STATED PROBLEM:
Pick out each line below containing "marker".

-- -- --

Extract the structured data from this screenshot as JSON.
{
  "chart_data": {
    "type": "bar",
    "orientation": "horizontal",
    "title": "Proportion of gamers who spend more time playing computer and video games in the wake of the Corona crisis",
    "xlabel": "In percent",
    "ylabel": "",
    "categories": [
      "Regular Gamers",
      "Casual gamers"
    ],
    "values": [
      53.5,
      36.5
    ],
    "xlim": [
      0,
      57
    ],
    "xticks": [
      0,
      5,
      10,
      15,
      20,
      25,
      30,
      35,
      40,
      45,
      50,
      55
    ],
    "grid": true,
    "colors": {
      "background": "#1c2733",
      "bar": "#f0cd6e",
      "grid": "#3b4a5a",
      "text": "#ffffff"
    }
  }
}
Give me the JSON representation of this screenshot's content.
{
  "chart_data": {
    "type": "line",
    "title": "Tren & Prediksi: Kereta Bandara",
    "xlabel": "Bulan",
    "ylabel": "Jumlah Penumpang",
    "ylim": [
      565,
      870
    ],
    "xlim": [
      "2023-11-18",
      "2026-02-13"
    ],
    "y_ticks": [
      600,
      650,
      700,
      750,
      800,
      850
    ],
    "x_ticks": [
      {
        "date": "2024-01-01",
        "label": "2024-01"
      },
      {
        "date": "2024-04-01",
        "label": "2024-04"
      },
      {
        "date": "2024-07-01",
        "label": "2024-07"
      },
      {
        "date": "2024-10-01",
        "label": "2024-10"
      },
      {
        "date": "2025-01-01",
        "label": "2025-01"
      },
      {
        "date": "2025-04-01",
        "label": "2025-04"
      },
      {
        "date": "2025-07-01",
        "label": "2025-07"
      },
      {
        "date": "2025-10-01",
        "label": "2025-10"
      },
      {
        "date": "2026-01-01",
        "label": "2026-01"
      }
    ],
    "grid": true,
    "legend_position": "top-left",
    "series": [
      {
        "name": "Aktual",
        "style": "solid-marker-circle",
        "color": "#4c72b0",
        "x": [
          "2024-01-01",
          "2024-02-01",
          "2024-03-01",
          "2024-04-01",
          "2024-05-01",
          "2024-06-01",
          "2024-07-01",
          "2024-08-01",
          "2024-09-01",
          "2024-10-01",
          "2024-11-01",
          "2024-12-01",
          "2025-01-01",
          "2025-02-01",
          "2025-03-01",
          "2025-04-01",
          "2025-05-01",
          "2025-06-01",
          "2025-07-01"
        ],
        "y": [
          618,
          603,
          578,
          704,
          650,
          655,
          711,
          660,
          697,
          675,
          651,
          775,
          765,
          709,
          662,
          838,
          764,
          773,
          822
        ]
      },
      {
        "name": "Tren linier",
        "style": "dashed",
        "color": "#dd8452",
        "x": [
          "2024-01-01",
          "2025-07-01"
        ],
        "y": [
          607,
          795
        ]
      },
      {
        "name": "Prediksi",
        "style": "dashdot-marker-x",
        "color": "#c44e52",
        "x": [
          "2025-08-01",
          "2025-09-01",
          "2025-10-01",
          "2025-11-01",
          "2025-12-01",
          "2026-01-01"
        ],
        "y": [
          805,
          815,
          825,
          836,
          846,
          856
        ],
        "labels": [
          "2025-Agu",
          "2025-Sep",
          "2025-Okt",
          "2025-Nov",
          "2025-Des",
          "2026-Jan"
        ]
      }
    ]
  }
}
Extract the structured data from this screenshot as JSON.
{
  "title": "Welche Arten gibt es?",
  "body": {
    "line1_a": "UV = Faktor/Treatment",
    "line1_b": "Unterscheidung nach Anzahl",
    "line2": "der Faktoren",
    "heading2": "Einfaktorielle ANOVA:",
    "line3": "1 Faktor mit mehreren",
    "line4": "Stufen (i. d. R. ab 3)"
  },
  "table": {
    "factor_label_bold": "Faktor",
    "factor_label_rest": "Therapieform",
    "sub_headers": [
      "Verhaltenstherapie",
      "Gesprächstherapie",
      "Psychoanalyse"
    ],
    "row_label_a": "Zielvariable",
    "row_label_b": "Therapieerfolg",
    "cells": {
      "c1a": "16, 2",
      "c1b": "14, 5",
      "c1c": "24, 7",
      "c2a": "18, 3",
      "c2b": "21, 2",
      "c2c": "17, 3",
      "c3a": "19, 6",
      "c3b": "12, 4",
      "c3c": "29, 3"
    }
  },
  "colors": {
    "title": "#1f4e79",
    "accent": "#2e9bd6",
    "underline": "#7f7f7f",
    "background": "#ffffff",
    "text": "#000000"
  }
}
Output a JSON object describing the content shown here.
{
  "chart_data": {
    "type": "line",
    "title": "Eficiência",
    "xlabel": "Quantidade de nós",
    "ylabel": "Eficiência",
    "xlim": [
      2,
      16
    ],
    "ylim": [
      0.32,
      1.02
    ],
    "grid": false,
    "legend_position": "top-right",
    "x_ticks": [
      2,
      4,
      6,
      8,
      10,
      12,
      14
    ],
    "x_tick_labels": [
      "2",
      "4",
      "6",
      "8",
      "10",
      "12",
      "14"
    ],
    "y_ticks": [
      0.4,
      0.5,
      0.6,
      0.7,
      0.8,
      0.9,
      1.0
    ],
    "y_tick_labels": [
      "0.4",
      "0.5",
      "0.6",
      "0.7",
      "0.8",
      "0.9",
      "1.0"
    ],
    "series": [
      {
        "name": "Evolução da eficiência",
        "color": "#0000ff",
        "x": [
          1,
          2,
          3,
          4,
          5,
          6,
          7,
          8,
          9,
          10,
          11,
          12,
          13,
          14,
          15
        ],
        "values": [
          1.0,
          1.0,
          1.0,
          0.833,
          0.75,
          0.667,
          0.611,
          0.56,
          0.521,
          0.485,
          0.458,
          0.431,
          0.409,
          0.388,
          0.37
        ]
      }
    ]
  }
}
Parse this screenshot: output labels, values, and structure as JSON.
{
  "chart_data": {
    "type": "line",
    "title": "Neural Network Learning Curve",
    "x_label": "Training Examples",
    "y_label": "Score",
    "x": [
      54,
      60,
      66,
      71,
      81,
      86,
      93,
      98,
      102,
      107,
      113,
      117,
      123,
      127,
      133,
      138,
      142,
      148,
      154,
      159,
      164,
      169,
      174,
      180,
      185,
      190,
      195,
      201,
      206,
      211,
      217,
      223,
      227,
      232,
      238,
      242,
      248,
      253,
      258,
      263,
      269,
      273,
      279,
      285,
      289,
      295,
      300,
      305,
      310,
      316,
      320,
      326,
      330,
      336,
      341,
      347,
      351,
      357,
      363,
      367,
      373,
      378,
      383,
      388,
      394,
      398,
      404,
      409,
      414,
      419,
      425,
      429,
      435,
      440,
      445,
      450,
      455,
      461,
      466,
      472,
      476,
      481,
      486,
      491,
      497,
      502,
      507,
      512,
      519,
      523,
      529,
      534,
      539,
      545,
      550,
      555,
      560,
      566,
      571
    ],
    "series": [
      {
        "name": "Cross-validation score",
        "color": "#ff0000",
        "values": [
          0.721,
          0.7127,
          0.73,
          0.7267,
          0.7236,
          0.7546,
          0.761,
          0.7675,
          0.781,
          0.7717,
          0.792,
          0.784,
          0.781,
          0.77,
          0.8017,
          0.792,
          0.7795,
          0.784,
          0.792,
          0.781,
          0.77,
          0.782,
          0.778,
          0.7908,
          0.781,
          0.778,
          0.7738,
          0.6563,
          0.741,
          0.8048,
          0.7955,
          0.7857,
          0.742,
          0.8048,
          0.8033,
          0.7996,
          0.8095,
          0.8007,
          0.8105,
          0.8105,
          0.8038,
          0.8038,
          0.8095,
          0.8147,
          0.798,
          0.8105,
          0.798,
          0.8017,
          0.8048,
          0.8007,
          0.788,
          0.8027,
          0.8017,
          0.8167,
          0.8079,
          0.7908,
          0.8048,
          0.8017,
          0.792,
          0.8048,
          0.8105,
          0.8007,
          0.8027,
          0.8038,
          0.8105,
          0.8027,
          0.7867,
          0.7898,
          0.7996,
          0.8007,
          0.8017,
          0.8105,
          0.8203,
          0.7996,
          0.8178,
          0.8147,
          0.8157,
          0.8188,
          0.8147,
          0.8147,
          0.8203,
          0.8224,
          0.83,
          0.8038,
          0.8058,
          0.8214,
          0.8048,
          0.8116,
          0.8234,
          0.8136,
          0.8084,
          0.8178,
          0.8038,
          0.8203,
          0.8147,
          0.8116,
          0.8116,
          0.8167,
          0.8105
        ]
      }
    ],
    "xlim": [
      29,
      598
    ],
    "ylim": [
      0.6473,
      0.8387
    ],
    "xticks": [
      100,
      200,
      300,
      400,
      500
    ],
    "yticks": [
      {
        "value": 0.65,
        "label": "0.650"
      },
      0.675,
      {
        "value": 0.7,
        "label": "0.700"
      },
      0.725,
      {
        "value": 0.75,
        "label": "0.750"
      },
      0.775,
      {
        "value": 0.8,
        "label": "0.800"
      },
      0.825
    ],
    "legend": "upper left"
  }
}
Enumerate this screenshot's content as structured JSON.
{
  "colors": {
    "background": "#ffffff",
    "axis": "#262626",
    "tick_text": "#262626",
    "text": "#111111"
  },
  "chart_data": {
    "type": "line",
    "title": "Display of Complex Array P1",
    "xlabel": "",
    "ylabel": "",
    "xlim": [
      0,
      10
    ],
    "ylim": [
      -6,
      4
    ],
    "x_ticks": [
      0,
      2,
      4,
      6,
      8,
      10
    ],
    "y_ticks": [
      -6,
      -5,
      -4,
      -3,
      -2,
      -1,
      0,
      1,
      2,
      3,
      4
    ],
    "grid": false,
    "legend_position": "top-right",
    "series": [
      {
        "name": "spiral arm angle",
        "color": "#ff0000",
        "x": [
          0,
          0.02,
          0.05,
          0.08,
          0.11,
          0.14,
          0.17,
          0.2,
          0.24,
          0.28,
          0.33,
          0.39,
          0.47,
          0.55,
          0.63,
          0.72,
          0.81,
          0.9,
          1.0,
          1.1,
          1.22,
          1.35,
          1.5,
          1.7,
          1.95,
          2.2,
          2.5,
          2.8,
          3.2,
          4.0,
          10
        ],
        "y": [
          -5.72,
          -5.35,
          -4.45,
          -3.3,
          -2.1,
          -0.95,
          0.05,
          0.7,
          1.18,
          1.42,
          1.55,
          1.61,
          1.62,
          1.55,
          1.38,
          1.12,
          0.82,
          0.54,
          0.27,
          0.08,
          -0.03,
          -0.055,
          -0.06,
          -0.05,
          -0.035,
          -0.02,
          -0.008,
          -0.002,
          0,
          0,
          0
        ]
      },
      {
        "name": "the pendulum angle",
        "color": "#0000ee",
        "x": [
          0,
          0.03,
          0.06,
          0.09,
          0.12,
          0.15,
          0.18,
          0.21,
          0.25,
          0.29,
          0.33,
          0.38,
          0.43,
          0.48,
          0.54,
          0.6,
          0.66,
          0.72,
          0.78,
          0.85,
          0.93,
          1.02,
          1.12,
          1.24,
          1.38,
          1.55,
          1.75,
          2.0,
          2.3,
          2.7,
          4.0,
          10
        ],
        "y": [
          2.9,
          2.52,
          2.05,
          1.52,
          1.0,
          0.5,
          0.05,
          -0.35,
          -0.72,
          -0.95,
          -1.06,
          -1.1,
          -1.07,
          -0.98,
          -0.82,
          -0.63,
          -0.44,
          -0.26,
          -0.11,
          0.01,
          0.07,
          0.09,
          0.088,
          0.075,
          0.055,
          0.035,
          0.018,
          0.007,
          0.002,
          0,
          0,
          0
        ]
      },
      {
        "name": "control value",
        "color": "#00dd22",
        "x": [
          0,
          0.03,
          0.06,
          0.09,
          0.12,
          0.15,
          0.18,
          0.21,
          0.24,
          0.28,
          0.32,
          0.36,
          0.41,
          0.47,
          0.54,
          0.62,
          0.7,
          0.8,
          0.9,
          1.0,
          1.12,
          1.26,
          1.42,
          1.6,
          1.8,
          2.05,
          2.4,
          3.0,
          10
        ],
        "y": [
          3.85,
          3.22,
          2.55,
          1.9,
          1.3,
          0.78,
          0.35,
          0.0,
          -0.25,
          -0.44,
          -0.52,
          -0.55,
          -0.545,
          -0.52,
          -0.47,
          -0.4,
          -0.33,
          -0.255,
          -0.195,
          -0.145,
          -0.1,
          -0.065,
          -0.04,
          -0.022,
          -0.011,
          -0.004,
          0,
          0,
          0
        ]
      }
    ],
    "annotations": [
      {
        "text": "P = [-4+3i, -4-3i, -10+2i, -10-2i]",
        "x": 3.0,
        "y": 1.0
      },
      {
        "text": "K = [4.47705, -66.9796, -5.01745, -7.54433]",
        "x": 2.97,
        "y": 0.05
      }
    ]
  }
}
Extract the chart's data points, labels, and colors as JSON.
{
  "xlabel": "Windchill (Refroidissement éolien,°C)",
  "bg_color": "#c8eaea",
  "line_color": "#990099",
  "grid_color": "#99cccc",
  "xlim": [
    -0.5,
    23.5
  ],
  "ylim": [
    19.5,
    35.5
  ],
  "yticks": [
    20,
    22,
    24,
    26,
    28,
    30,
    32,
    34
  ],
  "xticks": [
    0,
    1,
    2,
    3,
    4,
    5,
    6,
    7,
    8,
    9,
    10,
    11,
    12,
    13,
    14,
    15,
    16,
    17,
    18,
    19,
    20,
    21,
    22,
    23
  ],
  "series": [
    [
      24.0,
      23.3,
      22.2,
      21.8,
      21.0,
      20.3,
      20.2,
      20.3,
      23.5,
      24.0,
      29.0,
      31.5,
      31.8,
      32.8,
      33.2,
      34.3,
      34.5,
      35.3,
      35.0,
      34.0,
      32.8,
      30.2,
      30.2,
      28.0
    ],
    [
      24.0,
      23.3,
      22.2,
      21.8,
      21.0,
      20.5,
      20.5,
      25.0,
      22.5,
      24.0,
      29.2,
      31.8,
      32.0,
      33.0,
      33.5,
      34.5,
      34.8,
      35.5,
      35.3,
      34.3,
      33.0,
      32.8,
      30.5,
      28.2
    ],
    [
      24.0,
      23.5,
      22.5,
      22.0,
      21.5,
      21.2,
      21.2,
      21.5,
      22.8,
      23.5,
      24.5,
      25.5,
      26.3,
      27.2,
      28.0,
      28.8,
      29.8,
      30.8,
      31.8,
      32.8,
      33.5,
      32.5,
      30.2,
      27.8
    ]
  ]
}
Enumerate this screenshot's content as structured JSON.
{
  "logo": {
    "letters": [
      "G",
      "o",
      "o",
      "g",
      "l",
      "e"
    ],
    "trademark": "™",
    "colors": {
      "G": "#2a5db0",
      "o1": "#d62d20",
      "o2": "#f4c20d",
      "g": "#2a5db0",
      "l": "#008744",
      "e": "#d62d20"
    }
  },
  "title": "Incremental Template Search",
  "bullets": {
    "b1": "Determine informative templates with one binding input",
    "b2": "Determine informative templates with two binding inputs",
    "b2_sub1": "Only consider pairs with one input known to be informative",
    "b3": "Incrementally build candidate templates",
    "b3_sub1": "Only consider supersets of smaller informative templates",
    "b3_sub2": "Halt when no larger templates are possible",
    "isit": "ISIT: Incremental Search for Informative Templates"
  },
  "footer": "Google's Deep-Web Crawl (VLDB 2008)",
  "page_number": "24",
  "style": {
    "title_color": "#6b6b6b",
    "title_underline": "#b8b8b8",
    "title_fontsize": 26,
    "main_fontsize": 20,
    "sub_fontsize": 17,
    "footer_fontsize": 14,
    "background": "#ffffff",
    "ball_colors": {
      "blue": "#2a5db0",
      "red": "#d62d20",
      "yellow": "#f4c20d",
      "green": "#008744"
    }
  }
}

-- -- --

THE ANSWER:
        "style": "solid-marker-circle",
        "style": "dashdot-marker-x",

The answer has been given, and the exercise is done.